GOAL OF THE EXERCISE:
Retype all of the listing exactly, passing over any picture you find.

EXTRACTED RECORDS:
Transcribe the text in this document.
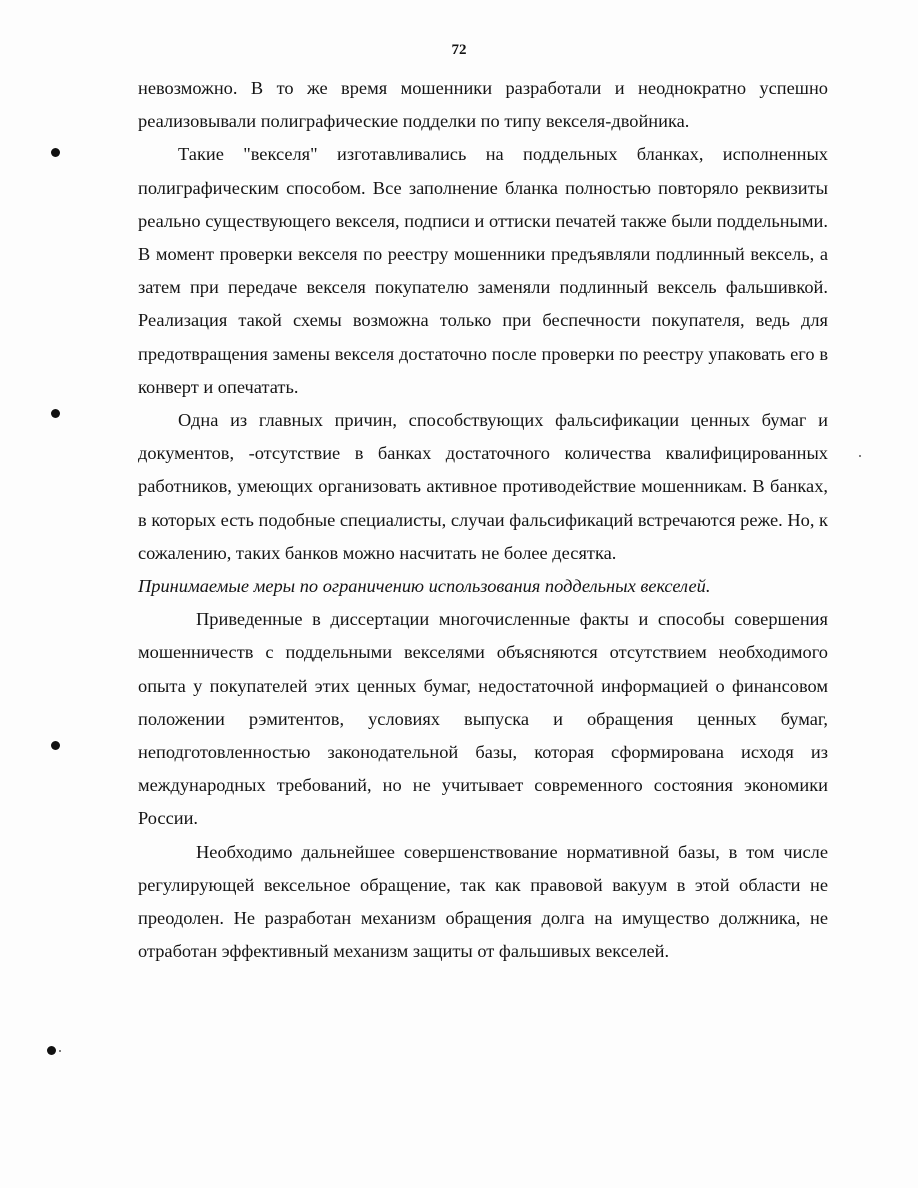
72

невозможно. В то же время мошенники разработали и неоднократно успешно реализовывали полиграфические подделки по типу векселя-двойника.

Такие "векселя" изготавливались на поддельных бланках, исполненных полиграфическим способом. Все заполнение бланка полностью повторяло реквизиты реально существующего векселя, подписи и оттиски печатей также были поддельными. В момент проверки векселя по реестру мошенники предъявляли подлинный вексель, а затем при передаче векселя покупателю заменяли подлинный вексель фальшивкой. Реализация такой схемы возможна только при беспечности покупателя, ведь для предотвращения замены векселя достаточно после проверки по реестру упаковать его в конверт и опечатать.

Одна из главных причин, способствующих фальсификации ценных бумаг и документов, -отсутствие в банках достаточного количества квалифицированных работников, умеющих организовать активное противодействие мошенникам. В банках, в которых есть подобные специалисты, случаи фальсификаций встречаются реже. Но, к сожалению, таких банков можно насчитать не более десятка.

Принимаемые меры по ограничению использования поддельных векселей.

Приведенные в диссертации многочисленные факты и способы совершения мошенничеств с поддельными векселями объясняются отсутствием необходимого опыта у покупателей этих ценных бумаг, недостаточной информацией о финансовом положении рэмитентов, условиях выпуска и обращения ценных бумаг, неподготовленностью законодательной базы, которая сформирована исходя из международных требований, но не учитывает современного состояния экономики России.

Необходимо дальнейшее совершенствование нормативной базы, в том числе регулирующей вексельное обращение, так как правовой вакуум в этой области не преодолен. Не разработан механизм обращения долга на имущество должника, не отработан эффективный механизм защиты от фальшивых векселей.
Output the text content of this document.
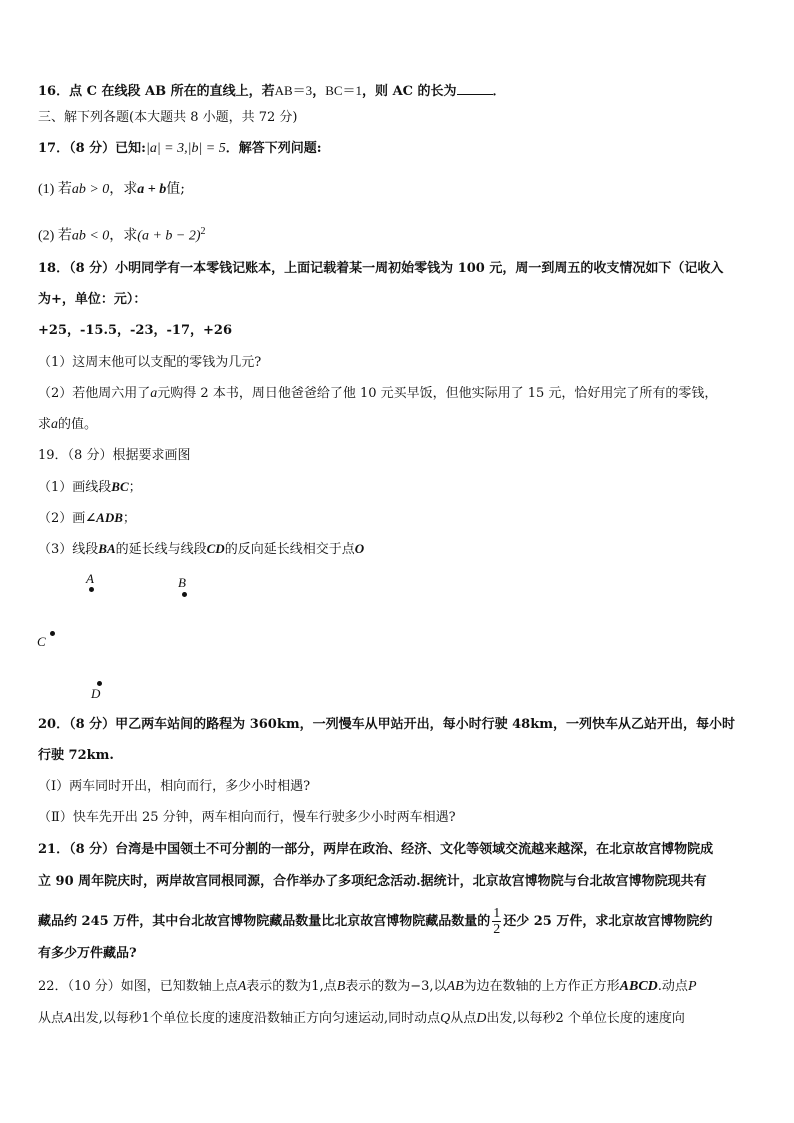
16．点 C 在线段 AB 所在的直线上，若AB＝3，BC＝1，则 AC 的长为	．
三、解下列各题(本大题共 8 小题，共 72 分)
17．（8 分）已知:|a| = 3,|b| = 5．解答下列问题:
(1) 若ab > 0，求a + b值;
(2) 若ab < 0，求$(a + b - 2)^2$
18．（8 分）小明同学有一本零钱记账本，上面记载着某一周初始零钱为 100 元，周一到周五的收支情况如下（记收入
为+，单位：元）：
+25，-15.5，-23，-17，+26
（1）这周末他可以支配的零钱为几元?
（2）若他周六用了a元购得 2 本书，周日他爸爸给了他 10 元买早饭，但他实际用了 15 元，恰好用完了所有的零钱，
求a的值。
19．（8 分）根据要求画图
（1）画线段BC；
（2）画∠ADB；
（3）线段BA的延长线与线段CD的反向延长线相交于点O
A	B
C
D
20．（8 分）甲乙两车站间的路程为 360km，一列慢车从甲站开出，每小时行驶 48km，一列快车从乙站开出，每小时
行驶 72km.
（Ⅰ）两车同时开出，相向而行，多少小时相遇?
（Ⅱ）快车先开出 25 分钟，两车相向而行，慢车行驶多少小时两车相遇?
21．（8 分）台湾是中国领土不可分割的一部分，两岸在政治、经济、文化等领域交流越来越深，在北京故宫博物院成
立 90 周年院庆时，两岸故宫同根同源，合作举办了多项纪念活动.据统计，北京故宫博物院与台北故宫博物院现共有
藏品约 245 万件，其中台北故宫博物院藏品数量比北京故宫博物院藏品数量的 $\frac{1}{2}$ 还少 25 万件，求北京故宫博物院约
有多少万件藏品?
22．（10 分）如图，已知数轴上点A表示的数为1,点B表示的数为−3,以AB为边在数轴的上方作正方形ABCD.动点P
从点A出发,以每秒1个单位长度的速度沿数轴正方向匀速运动,同时动点Q从点D出发,以每秒2 个单位长度的速度向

RESULT OF THE TASK:
Transcribe the text in this document.
72

невозможно. В то же время мошенники разработали и неоднократно успешно реализовывали полиграфические подделки по типу векселя-двойника.

Такие "векселя" изготавливались на поддельных бланках, исполненных полиграфическим способом. Все заполнение бланка полностью повторяло реквизиты реально существующего векселя, подписи и оттиски печатей также были поддельными. В момент проверки векселя по реестру мошенники предъявляли подлинный вексель, а затем при передаче векселя покупателю заменяли подлинный вексель фальшивкой. Реализация такой схемы возможна только при беспечности покупателя, ведь для предотвращения замены векселя достаточно после проверки по реестру упаковать его в конверт и опечатать.

Одна из главных причин, способствующих фальсификации ценных бумаг и документов, -отсутствие в банках достаточного количества квалифицированных работников, умеющих организовать активное противодействие мошенникам. В банках, в которых есть подобные специалисты, случаи фальсификаций встречаются реже. Но, к сожалению, таких банков можно насчитать не более десятка.

Принимаемые меры по ограничению использования поддельных векселей.

Приведенные в диссертации многочисленные факты и способы совершения мошенничеств с поддельными векселями объясняются отсутствием необходимого опыта у покупателей этих ценных бумаг, недостаточной информацией о финансовом положении рэмитентов, условиях выпуска и обращения ценных бумаг, неподготовленностью законодательной базы, которая сформирована исходя из международных требований, но не учитывает современного состояния экономики России.

Необходимо дальнейшее совершенствование нормативной базы, в том числе регулирующей вексельное обращение, так как правовой вакуум в этой области не преодолен. Не разработан механизм обращения долга на имущество должника, не отработан эффективный механизм защиты от фальшивых векселей.
Output the text content of this document.
16．点 C 在线段 AB 所在的直线上，若AB＝3，BC＝1，则 AC 的长为	．
三、解下列各题(本大题共 8 小题，共 72 分)
17．（8 分）已知:|a| = 3,|b| = 5．解答下列问题:
(1) 若ab > 0，求a + b值;
(2) 若ab < 0，求$(a + b - 2)^2$
18．（8 分）小明同学有一本零钱记账本，上面记载着某一周初始零钱为 100 元，周一到周五的收支情况如下（记收入
为+，单位：元）：
+25，-15.5，-23，-17，+26
（1）这周末他可以支配的零钱为几元?
（2）若他周六用了a元购得 2 本书，周日他爸爸给了他 10 元买早饭，但他实际用了 15 元，恰好用完了所有的零钱，
求a的值。
19．（8 分）根据要求画图
（1）画线段BC；
（2）画∠ADB；
（3）线段BA的延长线与线段CD的反向延长线相交于点O
A	B
C
D
20．（8 分）甲乙两车站间的路程为 360km，一列慢车从甲站开出，每小时行驶 48km，一列快车从乙站开出，每小时
行驶 72km.
（Ⅰ）两车同时开出，相向而行，多少小时相遇?
（Ⅱ）快车先开出 25 分钟，两车相向而行，慢车行驶多少小时两车相遇?
21．（8 分）台湾是中国领土不可分割的一部分，两岸在政治、经济、文化等领域交流越来越深，在北京故宫博物院成
立 90 周年院庆时，两岸故宫同根同源，合作举办了多项纪念活动.据统计，北京故宫博物院与台北故宫博物院现共有
藏品约 245 万件，其中台北故宫博物院藏品数量比北京故宫博物院藏品数量的 $\frac{1}{2}$ 还少 25 万件，求北京故宫博物院约
有多少万件藏品?
22．（10 分）如图，已知数轴上点A表示的数为1,点B表示的数为−3,以AB为边在数轴的上方作正方形ABCD.动点P
从点A出发,以每秒1个单位长度的速度沿数轴正方向匀速运动,同时动点Q从点D出发,以每秒2 个单位长度的速度向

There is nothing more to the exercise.